** start of Data for this task **

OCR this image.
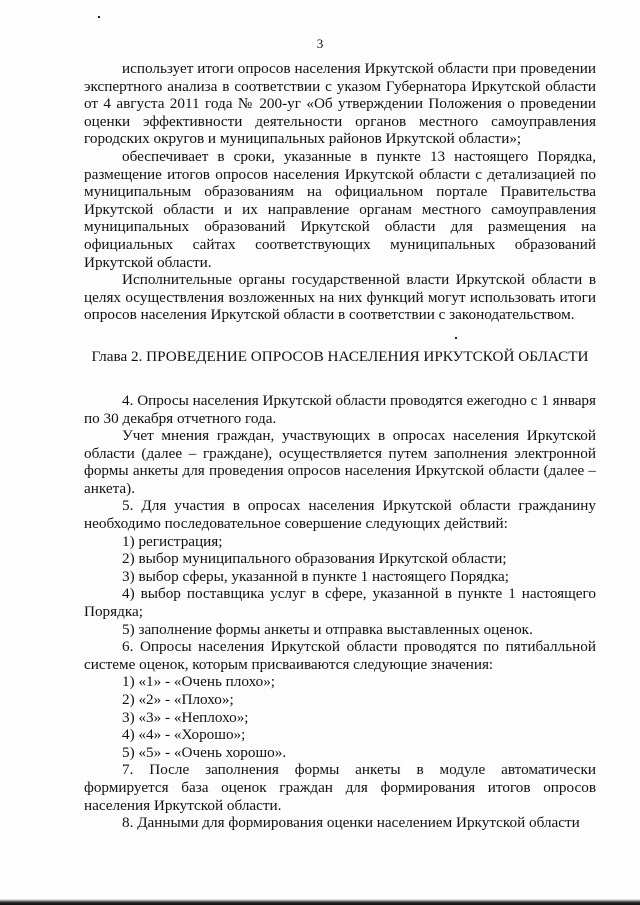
3

использует итоги опросов населения Иркутской области при проведении экспертного анализа в соответствии с указом Губернатора Иркутской области от 4 августа 2011 года № 200-уг «Об утверждении Положения о проведении оценки эффективности деятельности органов местного самоуправления городских округов и муниципальных районов Иркутской области»;

обеспечивает в сроки, указанные в пункте 13 настоящего Порядка, размещение итогов опросов населения Иркутской области с детализацией по муниципальным образованиям на официальном портале Правительства Иркутской области и их направление органам местного самоуправления муниципальных образований Иркутской области для размещения на официальных сайтах соответствующих муниципальных образований Иркутской области.

Исполнительные органы государственной власти Иркутской области в целях осуществления возложенных на них функций могут использовать итоги опросов населения Иркутской области в соответствии с законодательством.

Глава 2. ПРОВЕДЕНИЕ ОПРОСОВ НАСЕЛЕНИЯ ИРКУТСКОЙ ОБЛАСТИ

4. Опросы населения Иркутской области проводятся ежегодно с 1 января по 30 декабря отчетного года.

Учет мнения граждан, участвующих в опросах населения Иркутской области (далее – граждане), осуществляется путем заполнения электронной формы анкеты для проведения опросов населения Иркутской области (далее – анкета).

5. Для участия в опросах населения Иркутской области гражданину необходимо последовательное совершение следующих действий:

1) регистрация;

2) выбор муниципального образования Иркутской области;

3) выбор сферы, указанной в пункте 1 настоящего Порядка;

4) выбор поставщика услуг в сфере, указанной в пункте 1 настоящего Порядка;

5) заполнение формы анкеты и отправка выставленных оценок.

6. Опросы населения Иркутской области проводятся по пятибалльной системе оценок, которым присваиваются следующие значения:

1) «1» - «Очень плохо»;

2) «2» - «Плохо»;

3) «3» - «Неплохо»;

4) «4» - «Хорошо»;

5) «5» - «Очень хорошо».

7. После заполнения формы анкеты в модуле автоматически формируется база оценок граждан для формирования итогов опросов населения Иркутской области.

8. Данными для формирования оценки населением Иркутской области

** end of Data for this task **

● Exercise instructions:
Copy every record above exactly, leaving out the pictures.

● Solution:
OCR this image.
3

использует итоги опросов населения Иркутской области при проведении экспертного анализа в соответствии с указом Губернатора Иркутской области от 4 августа 2011 года № 200-уг «Об утверждении Положения о проведении оценки эффективности деятельности органов местного самоуправления городских округов и муниципальных районов Иркутской области»;

обеспечивает в сроки, указанные в пункте 13 настоящего Порядка, размещение итогов опросов населения Иркутской области с детализацией по муниципальным образованиям на официальном портале Правительства Иркутской области и их направление органам местного самоуправления муниципальных образований Иркутской области для размещения на официальных сайтах соответствующих муниципальных образований Иркутской области.

Исполнительные органы государственной власти Иркутской области в целях осуществления возложенных на них функций могут использовать итоги опросов населения Иркутской области в соответствии с законодательством.

Глава 2. ПРОВЕДЕНИЕ ОПРОСОВ НАСЕЛЕНИЯ ИРКУТСКОЙ ОБЛАСТИ

4. Опросы населения Иркутской области проводятся ежегодно с 1 января по 30 декабря отчетного года.

Учет мнения граждан, участвующих в опросах населения Иркутской области (далее – граждане), осуществляется путем заполнения электронной формы анкеты для проведения опросов населения Иркутской области (далее – анкета).

5. Для участия в опросах населения Иркутской области гражданину необходимо последовательное совершение следующих действий:

1) регистрация;

2) выбор муниципального образования Иркутской области;

3) выбор сферы, указанной в пункте 1 настоящего Порядка;

4) выбор поставщика услуг в сфере, указанной в пункте 1 настоящего Порядка;

5) заполнение формы анкеты и отправка выставленных оценок.

6. Опросы населения Иркутской области проводятся по пятибалльной системе оценок, которым присваиваются следующие значения:

1) «1» - «Очень плохо»;

2) «2» - «Плохо»;

3) «3» - «Неплохо»;

4) «4» - «Хорошо»;

5) «5» - «Очень хорошо».

7. После заполнения формы анкеты в модуле автоматически формируется база оценок граждан для формирования итогов опросов населения Иркутской области.

8. Данными для формирования оценки населением Иркутской области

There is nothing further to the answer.